Data listing:
==========

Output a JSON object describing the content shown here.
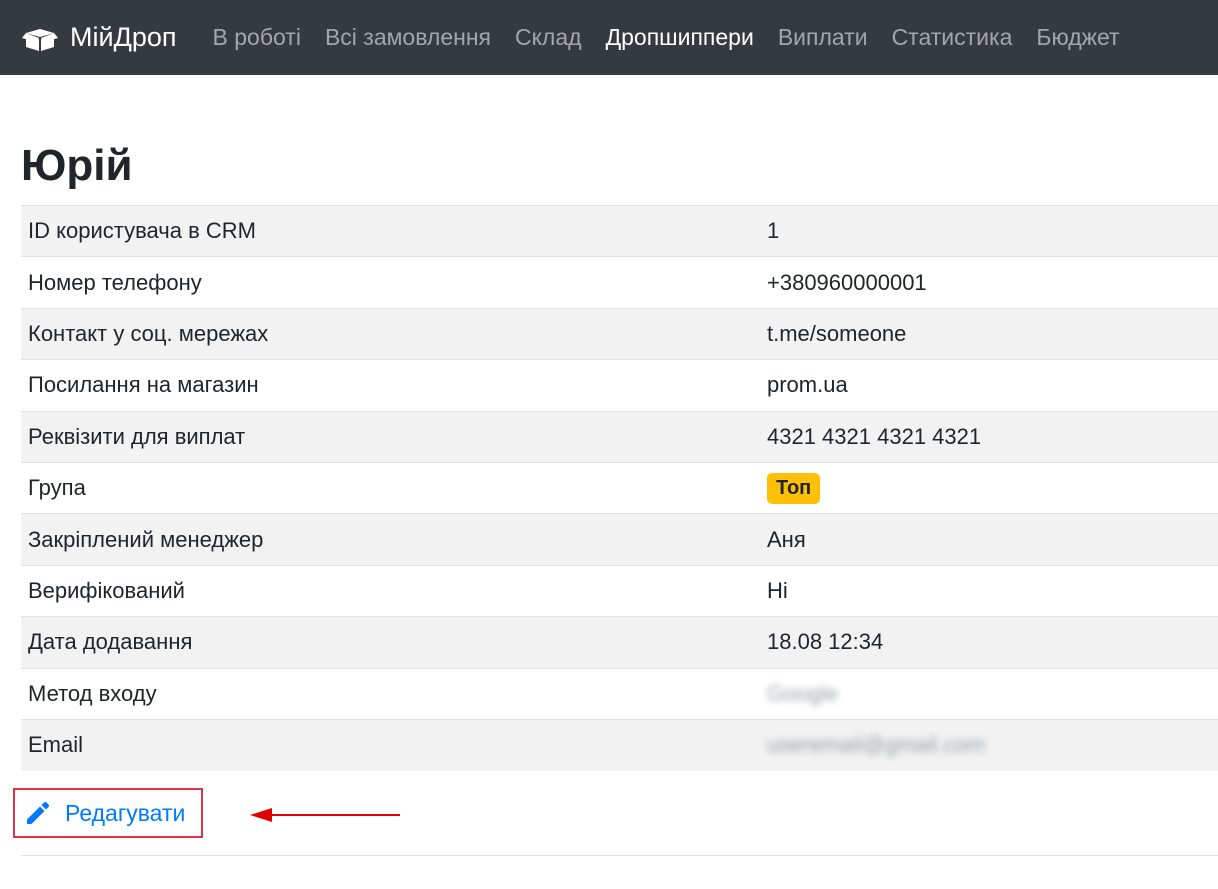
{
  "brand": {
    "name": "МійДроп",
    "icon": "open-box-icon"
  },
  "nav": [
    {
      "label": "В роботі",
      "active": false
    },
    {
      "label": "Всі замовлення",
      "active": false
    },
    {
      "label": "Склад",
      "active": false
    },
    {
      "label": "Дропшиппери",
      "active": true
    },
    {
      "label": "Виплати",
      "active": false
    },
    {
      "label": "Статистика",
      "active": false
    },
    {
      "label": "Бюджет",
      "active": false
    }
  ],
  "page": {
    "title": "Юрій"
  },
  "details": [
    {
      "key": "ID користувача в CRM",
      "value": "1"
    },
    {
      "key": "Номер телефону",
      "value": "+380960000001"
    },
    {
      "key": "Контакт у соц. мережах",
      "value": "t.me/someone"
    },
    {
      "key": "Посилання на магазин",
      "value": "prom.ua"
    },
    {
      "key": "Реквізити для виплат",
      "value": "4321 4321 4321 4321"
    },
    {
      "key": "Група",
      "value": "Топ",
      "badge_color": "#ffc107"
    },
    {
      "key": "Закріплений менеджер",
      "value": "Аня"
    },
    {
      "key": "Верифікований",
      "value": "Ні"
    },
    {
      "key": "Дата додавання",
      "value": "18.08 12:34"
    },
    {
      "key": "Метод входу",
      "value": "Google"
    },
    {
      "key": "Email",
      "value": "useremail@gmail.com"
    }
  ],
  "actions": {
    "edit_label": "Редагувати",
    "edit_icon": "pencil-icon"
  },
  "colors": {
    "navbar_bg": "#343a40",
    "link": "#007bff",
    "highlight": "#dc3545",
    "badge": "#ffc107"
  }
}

==========

### WHAT THE TASK ASKS:
Leave the pictures out and output the rest of the listing exactly.

### REPLY TO THE TASK:
Output a JSON object describing the content shown here.
{
  "brand": {
    "name": "МійДроп",
    "icon": "open-box-icon"
  },
  "nav": [
    {
      "label": "В роботі",
      "active": false
    },
    {
      "label": "Всі замовлення",
      "active": false
    },
    {
      "label": "Склад",
      "active": false
    },
    {
      "label": "Дропшиппери",
      "active": true
    },
    {
      "label": "Виплати",
      "active": false
    },
    {
      "label": "Статистика",
      "active": false
    },
    {
      "label": "Бюджет",
      "active": false
    }
  ],
  "page": {
    "title": "Юрій"
  },
  "details": [
    {
      "key": "ID користувача в CRM",
      "value": "1"
    },
    {
      "key": "Номер телефону",
      "value": "+380960000001"
    },
    {
      "key": "Контакт у соц. мережах",
      "value": "t.me/someone"
    },
    {
      "key": "Посилання на магазин",
      "value": "prom.ua"
    },
    {
      "key": "Реквізити для виплат",
      "value": "4321 4321 4321 4321"
    },
    {
      "key": "Група",
      "value": "Топ",
      "badge_color": "#ffc107"
    },
    {
      "key": "Закріплений менеджер",
      "value": "Аня"
    },
    {
      "key": "Верифікований",
      "value": "Ні"
    },
    {
      "key": "Дата додавання",
      "value": "18.08 12:34"
    },
    {
      "key": "Метод входу",
      "value": "Google"
    },
    {
      "key": "Email",
      "value": "useremail@gmail.com"
    }
  ],
  "actions": {
    "edit_label": "Редагувати",
    "edit_icon": "pencil-icon"
  },
  "colors": {
    "navbar_bg": "#343a40",
    "link": "#007bff",
    "highlight": "#dc3545",
    "badge": "#ffc107"
  }
}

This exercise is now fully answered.